▸ **INSTRUCTION**:
Where a line holds the word "times", copy that line.

begin DATASET RECORDS

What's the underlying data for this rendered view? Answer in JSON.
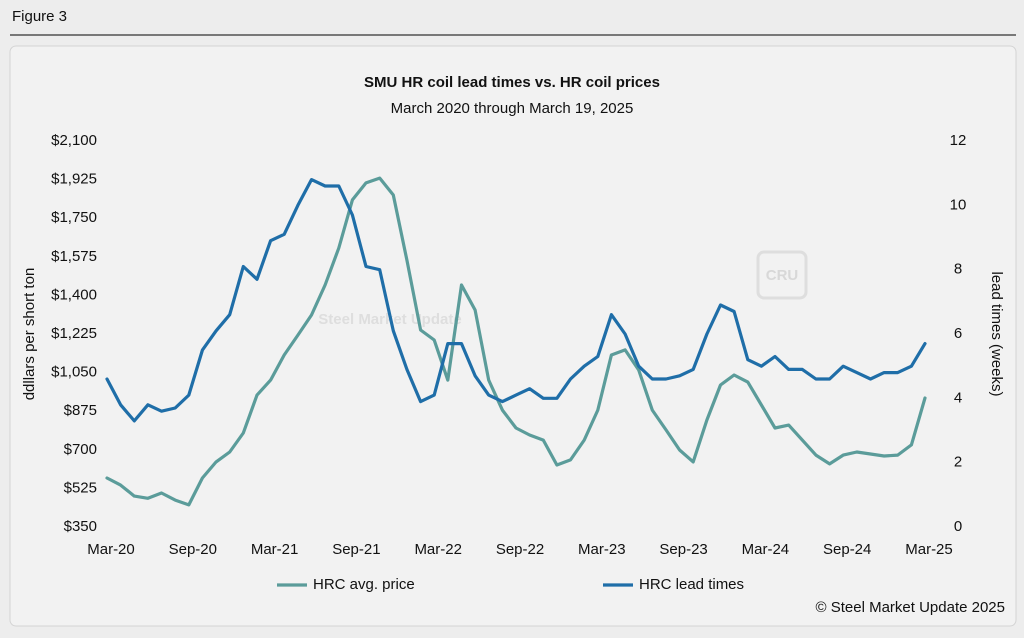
{
  "figure_label": "Figure 3",
  "chart_data": {
    "type": "line",
    "title": "SMU HR coil lead times vs. HR coil prices",
    "subtitle": "March 2020 through March 19, 2025",
    "y_label": "ddllars per short ton",
    "y2_label": "lead times (weeks)",
    "watermark": "Steel Market Update",
    "watermark2": "CRU",
    "footer": "© Steel Market Update 2025",
    "categories": [
      "Mar-20",
      null,
      null,
      null,
      null,
      null,
      "Sep-20",
      null,
      null,
      null,
      null,
      null,
      "Mar-21",
      null,
      null,
      null,
      null,
      null,
      "Sep-21",
      null,
      null,
      null,
      null,
      null,
      "Mar-22",
      null,
      null,
      null,
      null,
      null,
      "Sep-22",
      null,
      null,
      null,
      null,
      null,
      "Mar-23",
      null,
      null,
      null,
      null,
      null,
      "Sep-23",
      null,
      null,
      null,
      null,
      null,
      "Mar-24",
      null,
      null,
      null,
      null,
      null,
      "Sep-24",
      null,
      null,
      null,
      null,
      null,
      "Mar-25"
    ],
    "ylim": [
      350,
      2100
    ],
    "yticks": [
      {
        "value": 350,
        "label": "$350"
      },
      {
        "value": 525,
        "label": "$525"
      },
      {
        "value": 700,
        "label": "$700"
      },
      {
        "value": 875,
        "label": "$875"
      },
      {
        "value": 1050,
        "label": "$1,050"
      },
      {
        "value": 1225,
        "label": "$1,225"
      },
      {
        "value": 1400,
        "label": "$1,400"
      },
      {
        "value": 1575,
        "label": "$1,575"
      },
      {
        "value": 1750,
        "label": "$1,750"
      },
      {
        "value": 1925,
        "label": "$1,925"
      },
      {
        "value": 2100,
        "label": "$2,100"
      }
    ],
    "y2lim": [
      0,
      12
    ],
    "y2ticks": [
      0,
      2,
      4,
      6,
      8,
      10,
      12
    ],
    "legend": "bottom",
    "series": [
      {
        "name": "HRC avg. price",
        "color": "#5b9c9a",
        "values": [
          572,
          540,
          490,
          480,
          504,
          472,
          450,
          572,
          645,
          690,
          776,
          948,
          1016,
          1130,
          1220,
          1311,
          1447,
          1615,
          1833,
          1910,
          1932,
          1855,
          1560,
          1243,
          1198,
          1016,
          1447,
          1334,
          1016,
          880,
          799,
          767,
          744,
          631,
          654,
          744,
          880,
          1130,
          1153,
          1062,
          880,
          790,
          699,
          645,
          835,
          994,
          1039,
          1007,
          903,
          799,
          812,
          744,
          676,
          636,
          676,
          690,
          681,
          672,
          676,
          722,
          935
        ]
      },
      {
        "name": "HRC lead times",
        "color": "#1f6ea8",
        "axis": "y2",
        "values": [
          4.6,
          3.8,
          3.3,
          3.8,
          3.6,
          3.7,
          4.1,
          5.5,
          6.1,
          6.6,
          8.1,
          7.7,
          8.9,
          9.1,
          10.0,
          10.8,
          10.6,
          10.6,
          9.7,
          8.1,
          8.0,
          6.1,
          4.9,
          3.9,
          4.1,
          5.7,
          5.7,
          4.7,
          4.1,
          3.9,
          4.1,
          4.3,
          4.0,
          4.0,
          4.6,
          5.0,
          5.3,
          6.6,
          6.0,
          5.0,
          4.6,
          4.6,
          4.7,
          4.9,
          6.0,
          6.9,
          6.7,
          5.2,
          5.0,
          5.3,
          4.9,
          4.9,
          4.6,
          4.6,
          5.0,
          4.8,
          4.6,
          4.8,
          4.8,
          5.0,
          5.7
        ]
      }
    ]
  }
}
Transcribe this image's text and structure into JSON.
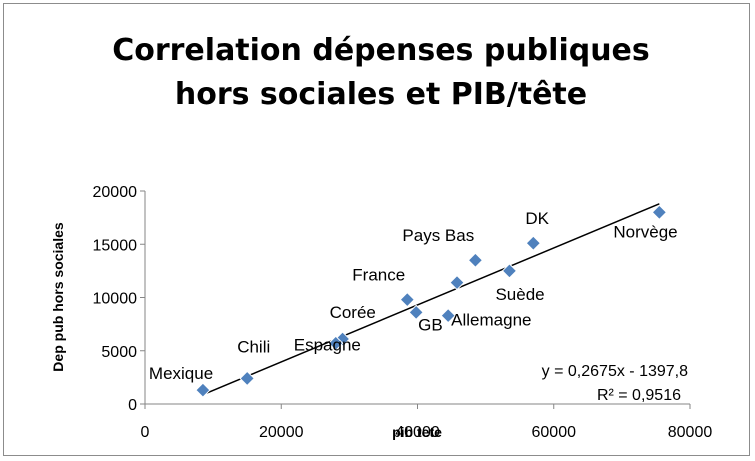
{
  "chart_data": {
    "type": "scatter",
    "title_lines": [
      "Correlation dépenses publiques",
      "hors sociales et PIB/tête"
    ],
    "xlabel": "pib tete",
    "ylabel": "Dep pub hors sociales",
    "xlim": [
      0,
      80000
    ],
    "ylim": [
      0,
      20000
    ],
    "x_ticks": [
      "0",
      "20000",
      "40000",
      "60000",
      "80000"
    ],
    "y_ticks": [
      "0",
      "5000",
      "10000",
      "15000",
      "20000"
    ],
    "marker_color": "#4f81bd",
    "grid": false,
    "legend": "none",
    "points": [
      {
        "label": "Mexique",
        "x": 8500,
        "y": 1300
      },
      {
        "label": "Chili",
        "x": 15000,
        "y": 2400
      },
      {
        "label": "Corée",
        "x": 29000,
        "y": 6100
      },
      {
        "label": "Espagne",
        "x": 28000,
        "y": 5700
      },
      {
        "label": "France",
        "x": 38500,
        "y": 9800
      },
      {
        "label": "GB",
        "x": 39800,
        "y": 8600
      },
      {
        "label": "Allemagne",
        "x": 44500,
        "y": 8300
      },
      {
        "label": "Pays Bas",
        "x": 48500,
        "y": 13500
      },
      {
        "label": "",
        "x": 45800,
        "y": 11400
      },
      {
        "label": "Suède",
        "x": 53500,
        "y": 12500
      },
      {
        "label": "DK",
        "x": 57000,
        "y": 15100
      },
      {
        "label": "Norvège",
        "x": 75500,
        "y": 18000
      }
    ],
    "trendline": {
      "slope": 0.2675,
      "intercept": -1397.8,
      "x_range": [
        8500,
        75500
      ],
      "equation": "y = 0,2675x - 1397,8",
      "r_squared": "R² = 0,9516"
    }
  }
}
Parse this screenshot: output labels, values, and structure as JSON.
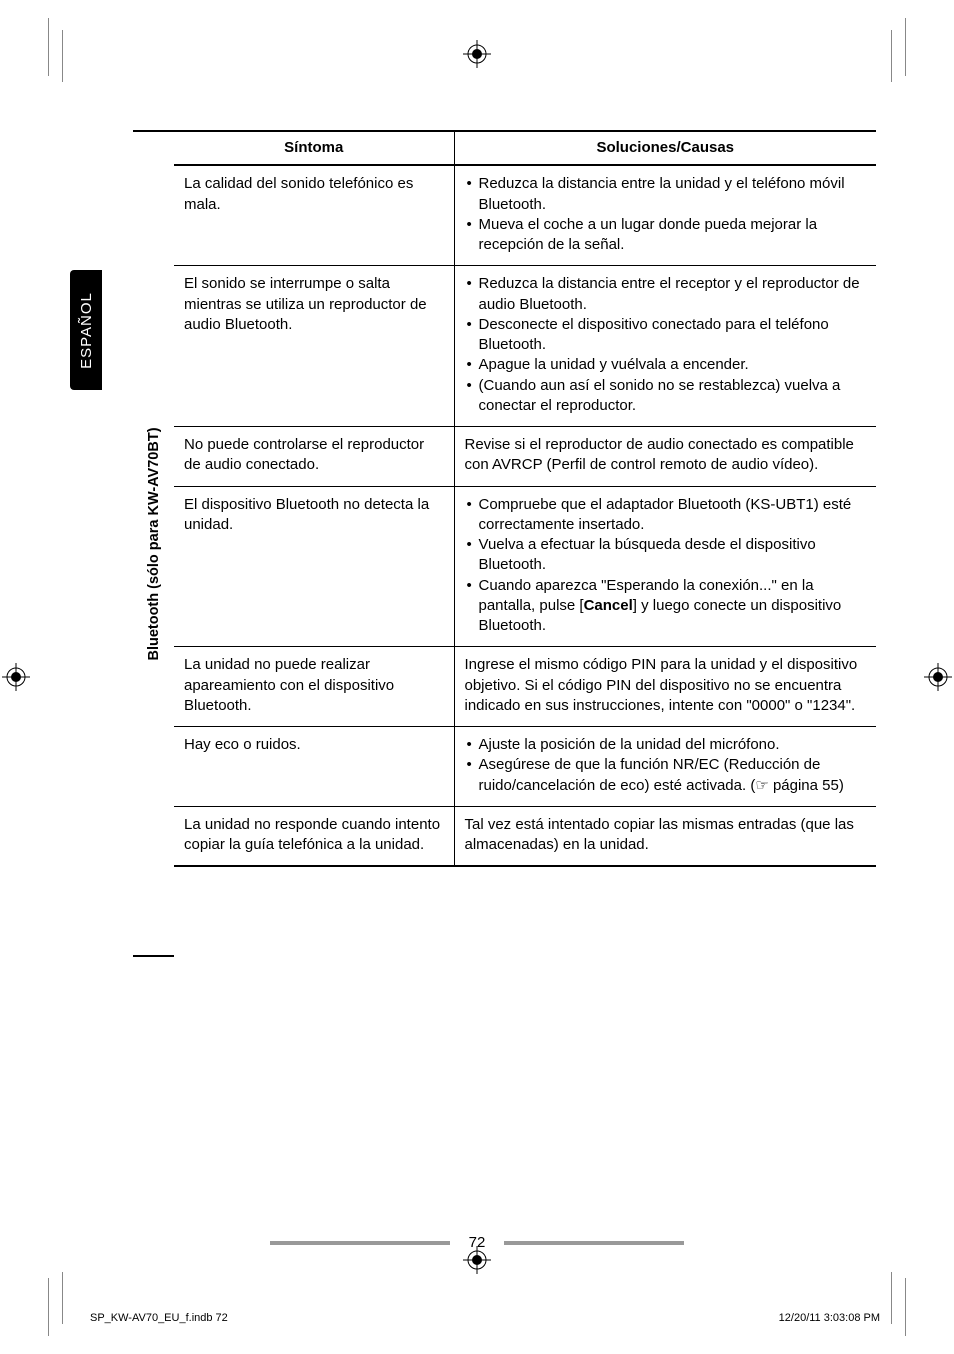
{
  "language_tab": "ESPAÑOL",
  "section_label": "Bluetooth (sólo para KW-AV70BT)",
  "table": {
    "headers": {
      "symptom": "Síntoma",
      "solution": "Soluciones/Causas"
    },
    "rows": [
      {
        "symptom": "La calidad del sonido telefónico es mala.",
        "bullets": [
          "Reduzca la distancia entre la unidad y el teléfono móvil Bluetooth.",
          "Mueva el coche a un lugar donde pueda mejorar la recepción de la señal."
        ]
      },
      {
        "symptom": "El sonido se interrumpe o salta mientras se utiliza un reproductor de audio Bluetooth.",
        "bullets": [
          "Reduzca la distancia entre el receptor y el reproductor de audio Bluetooth.",
          "Desconecte el dispositivo conectado para el teléfono Bluetooth.",
          "Apague la unidad y vuélvala a encender.",
          "(Cuando aun así el sonido no se restablezca) vuelva a conectar el reproductor."
        ]
      },
      {
        "symptom": "No puede controlarse el reproductor de audio conectado.",
        "plain": "Revise si el reproductor de audio conectado es compatible con AVRCP (Perfil de control remoto de audio vídeo)."
      },
      {
        "symptom": "El dispositivo Bluetooth no detecta la unidad.",
        "bullets": [
          "Compruebe que el adaptador Bluetooth (KS-UBT1) esté correctamente insertado.",
          "Vuelva a efectuar la búsqueda desde el dispositivo Bluetooth.",
          "Cuando aparezca \"Esperando la conexión...\" en la pantalla, pulse [Cancel] y luego conecte un dispositivo Bluetooth."
        ],
        "bold_in_last": "Cancel"
      },
      {
        "symptom": "La unidad no puede realizar apareamiento con el dispositivo Bluetooth.",
        "plain": "Ingrese el mismo código PIN para la unidad y el dispositivo objetivo. Si el código PIN del dispositivo no se encuentra indicado en sus instrucciones, intente con \"0000\" o \"1234\"."
      },
      {
        "symptom": "Hay eco o ruidos.",
        "bullets": [
          "Ajuste la posición de la unidad del micrófono.",
          "Asegúrese de que la función NR/EC (Reducción de ruido/cancelación de eco) esté activada. (☞ página 55)"
        ]
      },
      {
        "symptom": "La unidad no responde cuando intento copiar la guía telefónica a la unidad.",
        "plain": "Tal vez está intentado copiar las mismas entradas (que las almacenadas) en la unidad."
      }
    ]
  },
  "page_number": "72",
  "meta_left": "SP_KW-AV70_EU_f.indb   72",
  "meta_right": "12/20/11   3:03:08 PM",
  "colors": {
    "text": "#000000",
    "bg": "#ffffff",
    "tab_bg": "#000000",
    "tab_text": "#ffffff",
    "bar": "#999999"
  }
}
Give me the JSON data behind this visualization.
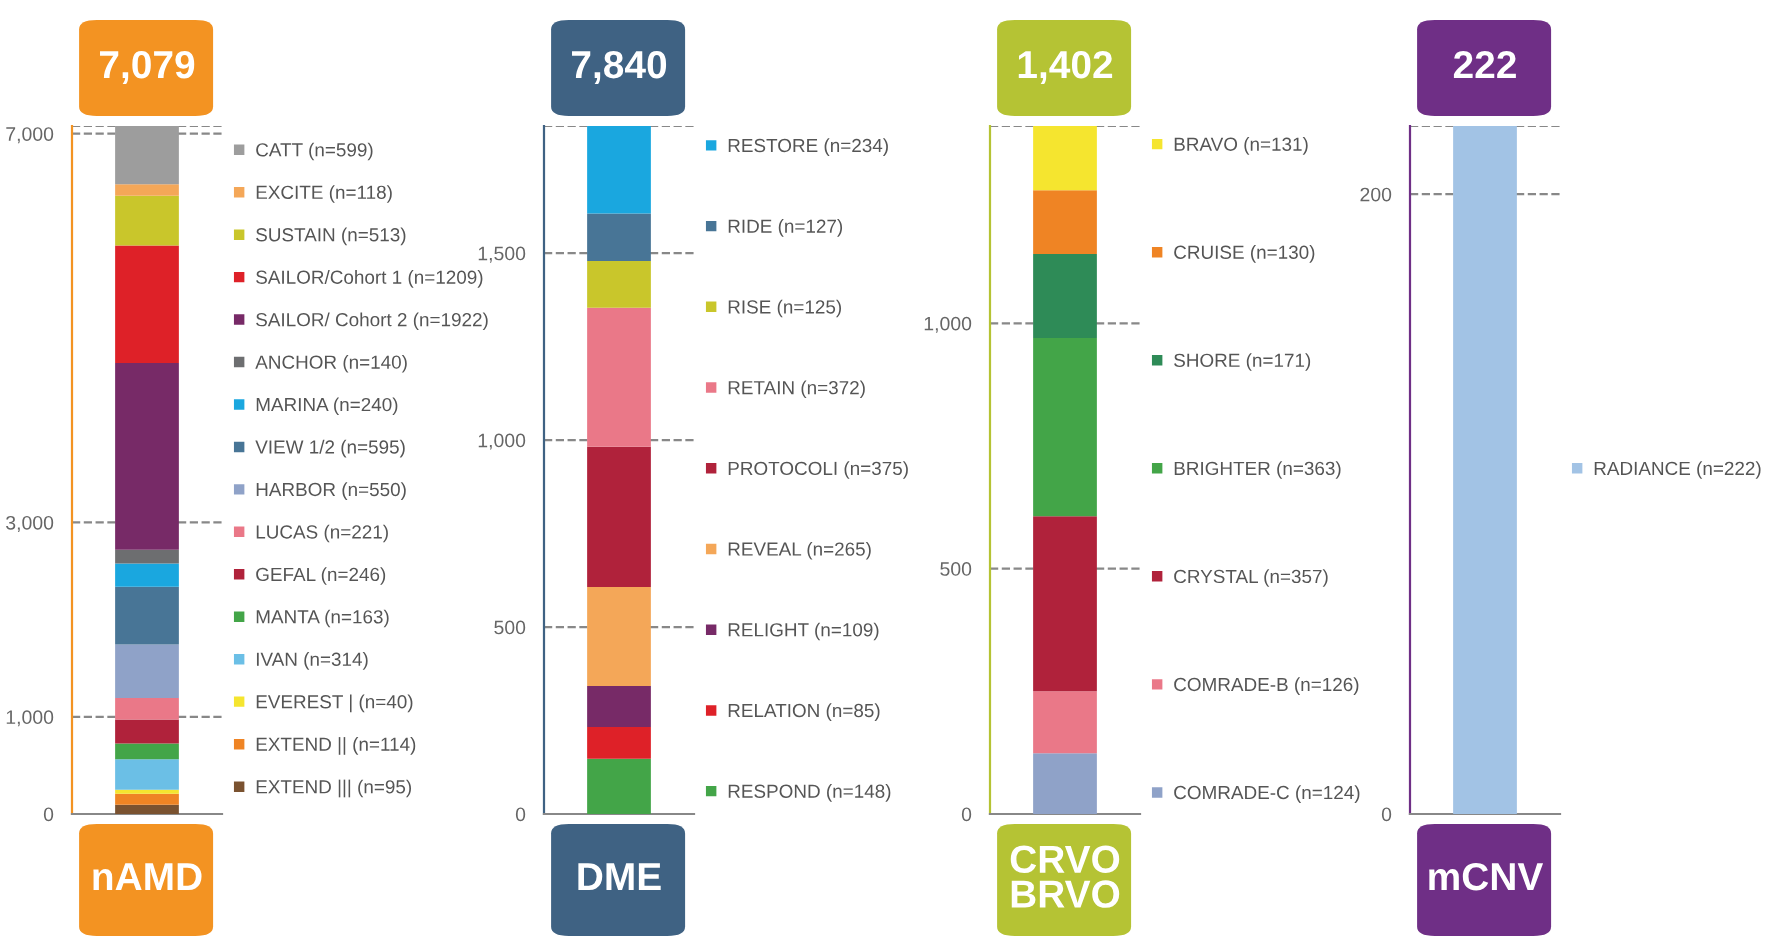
{
  "chart_data": [
    {
      "type": "bar",
      "stacked": true,
      "title": "7,079",
      "xlabel": "nAMD",
      "categories": [
        null
      ],
      "legend": "right",
      "grid": "y",
      "tick_labels": "y",
      "ylim": [
        0,
        7079
      ],
      "yticks": [
        0,
        {
          "value": 1000,
          "label": "1,000"
        },
        {
          "value": 3000,
          "label": "3,000"
        },
        {
          "value": 7000,
          "label": "7,000"
        }
      ],
      "series": [
        {
          "name": "EXTEND ||| (n=95)",
          "color": "#7a5230",
          "values": [
            95
          ]
        },
        {
          "name": "EXTEND || (n=114)",
          "color": "#ef8424",
          "values": [
            114
          ]
        },
        {
          "name": "EVEREST | (n=40)",
          "color": "#f5e52f",
          "values": [
            40
          ]
        },
        {
          "name": "IVAN (n=314)",
          "color": "#6bbfe6",
          "values": [
            314
          ]
        },
        {
          "name": "MANTA (n=163)",
          "color": "#43a548",
          "values": [
            163
          ]
        },
        {
          "name": "GEFAL (n=246)",
          "color": "#b0223b",
          "values": [
            246
          ]
        },
        {
          "name": "LUCAS (n=221)",
          "color": "#ea7888",
          "values": [
            221
          ]
        },
        {
          "name": "HARBOR (n=550)",
          "color": "#8fa2c8",
          "values": [
            550
          ]
        },
        {
          "name": "VIEW 1/2 (n=595)",
          "color": "#487596",
          "values": [
            595
          ]
        },
        {
          "name": "MARINA (n=240)",
          "color": "#1aa7df",
          "values": [
            240
          ]
        },
        {
          "name": "ANCHOR (n=140)",
          "color": "#6d6e70",
          "values": [
            140
          ]
        },
        {
          "name": "SAILOR/ Cohort 2 (n=1922)",
          "color": "#772a67",
          "values": [
            1922
          ]
        },
        {
          "name": "SAILOR/Cohort 1 (n=1209)",
          "color": "#de2128",
          "values": [
            1209
          ]
        },
        {
          "name": "SUSTAIN (n=513)",
          "color": "#c9c62b",
          "values": [
            513
          ]
        },
        {
          "name": "EXCITE (n=118)",
          "color": "#f4a758",
          "values": [
            118
          ]
        },
        {
          "name": "CATT (n=599)",
          "color": "#9d9d9d",
          "values": [
            599
          ]
        }
      ]
    },
    {
      "type": "bar",
      "stacked": true,
      "title": "7,840",
      "xlabel": "DME",
      "categories": [
        null
      ],
      "legend": "right",
      "grid": "y",
      "tick_labels": "y",
      "ylim": [
        0,
        1840
      ],
      "yticks": [
        0,
        500,
        {
          "value": 1000,
          "label": "1,000"
        },
        {
          "value": 1500,
          "label": "1,500"
        }
      ],
      "series": [
        {
          "name": "RESPOND (n=148)",
          "color": "#43a548",
          "values": [
            148
          ]
        },
        {
          "name": "RELATION (n=85)",
          "color": "#de2128",
          "values": [
            85
          ]
        },
        {
          "name": "RELIGHT (n=109)",
          "color": "#772a67",
          "values": [
            109
          ]
        },
        {
          "name": "REVEAL (n=265)",
          "color": "#f4a758",
          "values": [
            265
          ]
        },
        {
          "name": "PROTOCOLI (n=375)",
          "color": "#b0223b",
          "values": [
            375
          ]
        },
        {
          "name": "RETAIN (n=372)",
          "color": "#ea7888",
          "values": [
            372
          ]
        },
        {
          "name": "RISE (n=125)",
          "color": "#c9c62b",
          "values": [
            125
          ]
        },
        {
          "name": "RIDE (n=127)",
          "color": "#487596",
          "values": [
            127
          ]
        },
        {
          "name": "RESTORE (n=234)",
          "color": "#1aa7df",
          "values": [
            234
          ]
        }
      ]
    },
    {
      "type": "bar",
      "stacked": true,
      "title": "1,402",
      "xlabel": "CRVO\nBRVO",
      "categories": [
        null
      ],
      "legend": "right",
      "grid": "y",
      "tick_labels": "y",
      "ylim": [
        0,
        1402
      ],
      "yticks": [
        0,
        500,
        {
          "value": 1000,
          "label": "1,000"
        }
      ],
      "series": [
        {
          "name": "COMRADE-C (n=124)",
          "color": "#8fa2c8",
          "values": [
            124
          ]
        },
        {
          "name": "COMRADE-B (n=126)",
          "color": "#ea7888",
          "values": [
            126
          ]
        },
        {
          "name": "CRYSTAL (n=357)",
          "color": "#b0223b",
          "values": [
            357
          ]
        },
        {
          "name": "BRIGHTER (n=363)",
          "color": "#43a548",
          "values": [
            363
          ]
        },
        {
          "name": "SHORE (n=171)",
          "color": "#2e8b57",
          "values": [
            171
          ]
        },
        {
          "name": "CRUISE (n=130)",
          "color": "#ef8424",
          "values": [
            130
          ]
        },
        {
          "name": "BRAVO (n=131)",
          "color": "#f5e52f",
          "values": [
            131
          ]
        }
      ]
    },
    {
      "type": "bar",
      "stacked": true,
      "title": "222",
      "xlabel": "mCNV",
      "categories": [
        null
      ],
      "legend": "right",
      "grid": "y",
      "tick_labels": "y",
      "ylim": [
        0,
        222
      ],
      "yticks": [
        0,
        200
      ],
      "series": [
        {
          "name": "RADIANCE (n=222)",
          "color": "#a2c3e5",
          "values": [
            222
          ]
        }
      ]
    }
  ]
}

end DATASET RECORDS

▸ **FULL RESPONSE**:
    "title": "SMU HR coil lead times vs. HR coil prices",
    "y2_label": "lead times (weeks)",
        "name": "HRC lead times",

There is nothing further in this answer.